阅读文章
==============================
Spark运行在Standalone模式下产生的临时目录的问题

来源:互联网 发布:淘宝外观专利侵权判定 编辑:程序博客网 时间:2024/04/25 23:09
Spark 的Job任务在运行过程中产生大量的临时目录位置,导致某个分区磁盘写满,主要原因spark运行产生临时目录的默认路径/tmp/spark*

项目中使用的版本情况
Hadoop: 2.7.1
Spark:1.6.0
JDK:1.8.0

1、项目运维需求
线上的Spark的集群相关/tmp/spark-* 日志会把 /分区磁盘写满,建议优化应用程序或更改日志路径到/home/ 子目录下

2、解决方案
2.1 方案1(不建议使用)
可以通过crontab 定时执行rm -rf  /tmp/spark*命令,缺点:当spark的任务执行,这个时候会生成/tmp/spark* 的临时文件,正好在这个时候
crontab 启动rm命令,从而导致文件找不到以至于spark任务执行失败

2.2 方案2(推荐在spark-env.sh 中配置参数,不在spark-defaults.conf 中配置)
spark环境配置spark.local.dir,其中 SPARK_LOCAL_DIRS : storage directories to use on this node for shuffle and RDD data

修改 conf 目录下的spark-defaults.conf 或者 conf 目录下的spark-env.conf,下面我们来一一验证哪个更好。
(1)修改spark执行时临时目录的配置,增加如下一行
spark.local.dir /diskb/sparktmp,/diskc/sparktmp,/diskd/sparktmp,/diske/sparktmp,/diskf/sparktmp,/diskg/sparktmp
说明:可配置多个目录,以 "," 分隔。
==============================
数据展示

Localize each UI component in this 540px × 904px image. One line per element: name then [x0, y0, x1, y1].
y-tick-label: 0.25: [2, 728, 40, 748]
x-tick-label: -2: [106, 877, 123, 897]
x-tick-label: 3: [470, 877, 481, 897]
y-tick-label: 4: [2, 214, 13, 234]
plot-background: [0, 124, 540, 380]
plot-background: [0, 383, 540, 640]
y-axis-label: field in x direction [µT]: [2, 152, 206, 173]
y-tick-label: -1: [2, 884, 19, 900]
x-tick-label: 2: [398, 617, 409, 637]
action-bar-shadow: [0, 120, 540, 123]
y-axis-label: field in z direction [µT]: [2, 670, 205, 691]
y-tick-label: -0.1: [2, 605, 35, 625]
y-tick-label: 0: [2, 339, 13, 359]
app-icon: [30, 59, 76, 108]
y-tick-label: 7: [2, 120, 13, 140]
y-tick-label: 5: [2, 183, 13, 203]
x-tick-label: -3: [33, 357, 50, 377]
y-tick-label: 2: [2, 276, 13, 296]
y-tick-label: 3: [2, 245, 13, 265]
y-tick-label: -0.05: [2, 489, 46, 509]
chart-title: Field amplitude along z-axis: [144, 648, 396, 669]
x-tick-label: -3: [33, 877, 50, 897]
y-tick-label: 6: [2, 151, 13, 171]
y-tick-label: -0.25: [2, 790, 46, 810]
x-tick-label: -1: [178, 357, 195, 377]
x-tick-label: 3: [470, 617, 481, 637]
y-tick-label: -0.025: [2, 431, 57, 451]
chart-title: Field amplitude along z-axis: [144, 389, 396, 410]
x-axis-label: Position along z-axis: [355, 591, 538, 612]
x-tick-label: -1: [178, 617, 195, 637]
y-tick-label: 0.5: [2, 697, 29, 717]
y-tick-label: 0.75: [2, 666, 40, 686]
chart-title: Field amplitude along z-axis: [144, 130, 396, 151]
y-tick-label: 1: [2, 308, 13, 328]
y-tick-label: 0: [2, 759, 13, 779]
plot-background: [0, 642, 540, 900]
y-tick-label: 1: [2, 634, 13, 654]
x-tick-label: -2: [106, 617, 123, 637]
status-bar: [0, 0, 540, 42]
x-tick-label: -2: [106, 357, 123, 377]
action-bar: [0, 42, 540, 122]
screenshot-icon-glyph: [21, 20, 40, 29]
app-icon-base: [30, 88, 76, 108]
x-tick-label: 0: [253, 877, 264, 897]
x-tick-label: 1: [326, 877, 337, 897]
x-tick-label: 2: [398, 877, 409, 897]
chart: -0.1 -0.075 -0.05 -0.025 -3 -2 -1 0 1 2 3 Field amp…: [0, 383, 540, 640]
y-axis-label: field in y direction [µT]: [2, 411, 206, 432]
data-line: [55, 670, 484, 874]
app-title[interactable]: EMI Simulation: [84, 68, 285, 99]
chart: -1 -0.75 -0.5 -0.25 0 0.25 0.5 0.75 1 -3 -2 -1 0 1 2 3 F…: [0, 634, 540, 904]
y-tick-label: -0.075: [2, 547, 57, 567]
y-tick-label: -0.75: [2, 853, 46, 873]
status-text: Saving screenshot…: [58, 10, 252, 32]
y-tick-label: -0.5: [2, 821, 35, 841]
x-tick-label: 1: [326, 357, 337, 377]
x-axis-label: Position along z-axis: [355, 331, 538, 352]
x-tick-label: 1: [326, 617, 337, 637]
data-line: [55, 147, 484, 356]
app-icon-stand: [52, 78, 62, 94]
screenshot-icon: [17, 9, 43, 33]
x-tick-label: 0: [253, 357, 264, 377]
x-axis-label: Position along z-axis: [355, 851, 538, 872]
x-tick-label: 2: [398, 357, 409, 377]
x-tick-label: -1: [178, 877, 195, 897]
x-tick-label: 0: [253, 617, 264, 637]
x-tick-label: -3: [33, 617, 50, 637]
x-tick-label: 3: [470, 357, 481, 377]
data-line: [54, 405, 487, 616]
==============================
任务说明
a. 请把讲Spark临时目录那篇文章里，从含有“spark环境配置spark.local.dir,其中 SPARK_LOCAL_DIRS : storage”的那句话开始、到“或者 conf 目录下的spark-env.conf,下面我们来一一验证哪个更好。”为止的部分，原原本本照抄出来。
b. 接着讲Spark临时目录那篇文章的最后一句，往下写出后面的内容。
这些记录跟那篇讲Spark临时目录的文章没有关系。

各题答案
a.
spark环境配置spark.local.dir,其中 SPARK_LOCAL_DIRS : storage directories to use on this node for shuffle and RDD data

修改 conf 目录下的spark-defaults.conf 或者 conf 目录下的spark-env.conf,下面我们来一一验证哪个更好。

b.
(2)修改配置spark-env.sh下增加
export SPARK_LOCAL_DIRS=spark.local.dir /diskb/sparktmp,/diskc/sparktmp,/diskd/sparktmp,/diske/sparktmp,/diskf/sparktmp,/diskg/sparktmp
如果spark-env.sh与spark-defaults.conf都配置,则SPARK_LOCAL_DIRS覆盖spark.local.dir 的配置
生产环境我们按照这样的思路去处理
生产环境修改为:在spark-defaults.conf 下增加一行
spark.local.dir /home/hadoop/data/sparktmp

然后运行通过下面的命令验证:

bin/spark-submit  --class  org.apache.spark.examples.SparkPi \--master spark://10.4.1.1:7077 \--total-executor-cores 4 \--driver-memory 2g \--executor-memory 2g \--executor-cores 1 \lib/spark-examples*.jar  10

执行完成后,有些work下executor的日志发现会存在一些错误日志,错误如下:
6/09/08 15:55:53 INFO util.Utils: Successfully started service 'sparkExecutorActorSystem' on port 50212.
16/09/08 15:55:53 ERROR storage.DiskBlockManager: Failed to create local dir in . Ignoring this directory.
java.io.IOException: Failed to create a temp directory (under ) after 10 attempts!
    at org.apache.spark.util.Utils$.createDirectory(Utils.scala:217)
    at org.apache.spark.storage.DiskBlockManager$$anonfun$createLocalDirs$1.apply(DiskBlockManager.scala:135)
    at org.apache.spark.storage.DiskBlockManager$$anonfun$createLocalDirs$1.apply(DiskBlockManager.scala:133)
    at scala.collection.TraversableLike$$anonfun$flatMap$1.apply(TraversableLike.scala:251)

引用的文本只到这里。